Brontekst:
---

1.         De beoordeling

De voorzitter stelt voorop dat in het kader van het verzoek om schorsing van de tenuitvoerlegging van een beslissing van de directeur slechts ruimte bestaat voor een voorlopige beoordeling en dat de zaak niet ten gronde kan worden onderzocht en beslist. Aan de orde is daarom slechts de vraag of de beslissing waartegen beklag is ingediend in strijd is met een wettelijk voorschrift dan wel zodanig onredelijk of onbillijk is dat er een spoedeisend belang is om thans over te gaan tot schorsing van de (verdere) tenuitvoerlegging van die beslissing.

Ten aanzien van a.

De voorzitter overweegt dat verzoeker niet gebaat is bij een enkele beslissing tot schorsing, omdat dit niet kan leiden tot de door verzoeker gewenste situatie, namelijk plaatsing in het plusprogramma. Daarvoor zou tevens nodig zijn een beslissing als bedoeld in artikel 68, derde lid, sub a of b, van de Pbw. Voor een dergelijke beslissing is in de schorsingsprocedure geen ruimte.

Gelet op vorenstaande concludeert de voorzitter dat de aard van de bestreden beslissing zich niet leent voor schorsing. De voorzitter komt derhalve aan een verdere beoordeling van de beslissing niet toe. Het verzoek zal in zoverre worden afgewezen.

Ten aanzien van b.

Namens verzoeker wordt gesteld dat hij geen arbeid hoeft te verrichten, omdat hij de pensioengerechtigde leeftijd heeft bereikt. Volgens verzoeker dient hij daarom gelijk gesteld te worden met arbeidsongeschikten en niet te worden ingesloten tijdens de arbeidsuren. Uit de inlichtingen van de directeur komt naar voren dat binnen het gevangeniswezen de Pbw geldt en dat deze geen pensioengerechtigde leeftijd kent.

---

Getoond materiaal:

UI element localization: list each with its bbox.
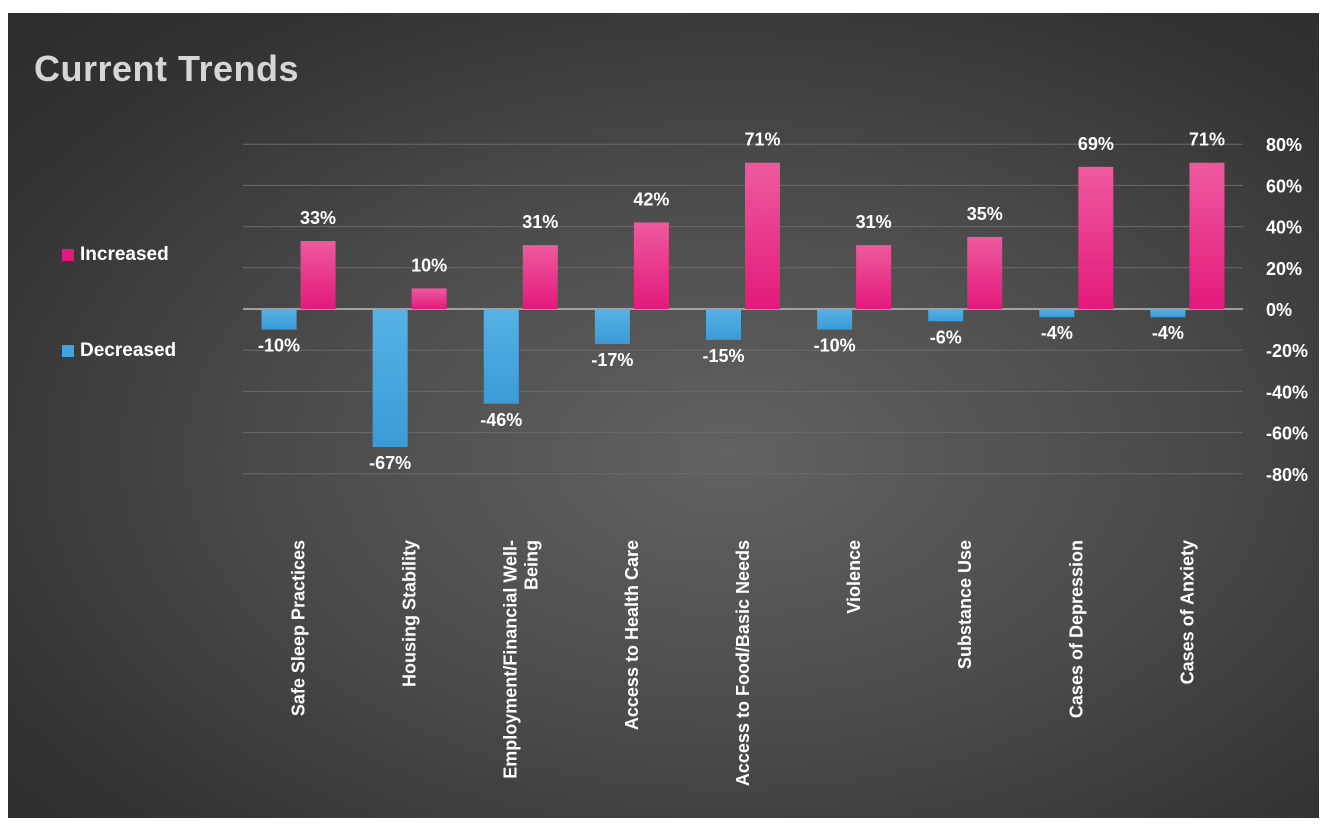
- x-category-label-line: Access to Health Care: [622, 540, 642, 730]
- y-axis: 80% 60% 40% 20% 0% -20% -40% -60% -80%: [1266, 135, 1308, 485]
- data-label-decreased: -17%: [591, 350, 633, 370]
- x-category-label-line: Cases of Depression: [1066, 540, 1086, 718]
- x-category-label: Housing Stability: [400, 540, 420, 687]
- data-label-decreased: -6%: [930, 327, 962, 347]
- data-label-decreased: -4%: [1152, 323, 1184, 343]
- data-label-increased: 69%: [1078, 134, 1114, 154]
- bar-increased-cases-of-depression: [1078, 166, 1114, 309]
- legend-swatch-increased: [62, 249, 74, 261]
- bar-increased-employment-financial-well-being: [522, 245, 558, 309]
- x-category-label-line: Employment/Financial Well-: [500, 540, 520, 779]
- bar-decreased-access-to-health-care: [594, 309, 630, 345]
- y-tick-label: -80%: [1266, 465, 1308, 485]
- x-category-label: Violence: [844, 540, 864, 614]
- x-category-label: Access to Health Care: [622, 540, 642, 730]
- x-category-label-line: Housing Stability: [400, 540, 420, 687]
- bar-decreased-cases-of-depression: [1039, 309, 1075, 318]
- x-axis: Safe Sleep Practices Housing Stability Emp…: [289, 540, 1198, 786]
- bar-decreased-safe-sleep-practices: [261, 309, 297, 330]
- y-tick-label: -40%: [1266, 382, 1308, 402]
- y-tick-label: -60%: [1266, 424, 1308, 444]
- bar-decreased-access-to-food-basic-needs: [706, 309, 741, 340]
- y-tick-label: 40%: [1266, 218, 1302, 238]
- gridlines: [243, 143, 1243, 475]
- y-tick-label: -20%: [1266, 341, 1308, 361]
- bar-decreased-cases-of-anxiety: [1150, 309, 1186, 318]
- x-category-label-line: Cases of Anxiety: [1177, 540, 1197, 684]
- bar-decreased-employment-financial-well-being: [483, 309, 519, 404]
- y-tick-label: 80%: [1266, 135, 1302, 155]
- data-label-increased: 10%: [411, 255, 447, 275]
- bar-increased-cases-of-anxiety: [1189, 162, 1225, 309]
- x-category-label: Cases of Anxiety: [1177, 540, 1197, 684]
- x-category-label: Cases of Depression: [1066, 540, 1086, 718]
- legend-swatch-decreased: [62, 345, 74, 357]
- x-category-label-line: Substance Use: [955, 540, 975, 669]
- bar-increased-substance-use: [967, 236, 1003, 309]
- bar-increased-access-to-food-basic-needs: [745, 162, 780, 309]
- data-label-increased: 31%: [856, 212, 892, 232]
- data-label-decreased: -10%: [258, 336, 300, 356]
- x-category-label-line: Being: [521, 540, 541, 590]
- data-label-increased: 33%: [300, 208, 336, 228]
- data-label-decreased: -10%: [814, 336, 856, 356]
- data-label-decreased: -4%: [1041, 323, 1073, 343]
- x-category-label-line: Safe Sleep Practices: [289, 540, 309, 716]
- bar-increased-safe-sleep-practices: [300, 241, 336, 309]
- data-label-decreased: -67%: [369, 453, 411, 473]
- data-label-increased: 71%: [1189, 130, 1225, 150]
- legend-label-increased: Increased: [80, 244, 169, 265]
- data-label-increased: 31%: [522, 212, 558, 232]
- x-category-label-line: Violence: [844, 540, 864, 614]
- chart-background: [8, 13, 1319, 818]
- legend-label-decreased: Decreased: [80, 340, 177, 361]
- data-label-increased: 42%: [633, 189, 669, 209]
- y-tick-label: 60%: [1266, 176, 1302, 196]
- x-category-label: Access to Food/Basic Needs: [733, 540, 753, 786]
- y-tick-label: 0%: [1266, 300, 1292, 320]
- bar-increased-access-to-health-care: [633, 222, 669, 309]
- legend-item-decreased: Decreased: [62, 340, 176, 362]
- bar-increased-violence: [856, 245, 892, 309]
- data-label-decreased: -15%: [702, 346, 744, 366]
- chart-title: Current Trends: [34, 48, 300, 89]
- bar-decreased-housing-stability: [372, 309, 408, 448]
- data-labels: -10% 33% -67% 10% -46% 31% -17% 42% -15% 71% -10% 3…: [258, 130, 1225, 473]
- x-category-label: Safe Sleep Practices: [289, 540, 309, 716]
- bar-decreased-violence: [817, 309, 853, 330]
- data-label-increased: 35%: [967, 204, 1003, 224]
- bar-decreased-substance-use: [928, 309, 964, 322]
- legend-item-increased: Increased: [62, 244, 169, 266]
- bar-increased-housing-stability: [411, 288, 447, 309]
- x-category-label-line: Access to Food/Basic Needs: [733, 540, 753, 786]
- data-label-decreased: -46%: [480, 410, 522, 430]
- y-tick-label: 20%: [1266, 259, 1302, 279]
- x-category-label: Substance Use: [955, 540, 975, 669]
- data-label-increased: 71%: [744, 130, 780, 150]
- x-category-label: Employment/Financial Well- Being: [500, 540, 541, 779]
- bars: [261, 162, 1225, 448]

---

Vereisten: Zet de tekst over het verzoek om schorsing voort na de laatste zin, die over de pensioengerechtigde leeftijd gaat.

Eindresultaat:
Naar het voorlopig oordeel van de voorzitter volgt uit de stukken dat verzoeker de pensioengerechtigde leeftijd heeft en niet verplicht is tot het verrichten van arbeid. Uit artikel 21 van de Pbw en paragraaf 2.1 van de huisregels van de p.i. Middelburg volgt dat indien een gedetineerde niet deelneemt aan een activiteit, zoals arbeid, deze gedetineerde wordt ingesloten. Naar het voorlopig oordeel van de voorzitter is – ondanks het feit dat verzoeker niet verplicht is arbeid te verrichten – de beslissing om verzoeker in te sluiten gedurende arbeidsuren, niet onredelijk of onbillijk. Het verzoek zal in zoverre worden afgewezen.

2.         De uitspraak

De voorzitter wijst het verzoek af.

Aldus gedaan door mr. R.H. Koning, voorzitter, in tegenwoordigheid van mr. S.C. Vogel, secretaris, op 15 november 2019.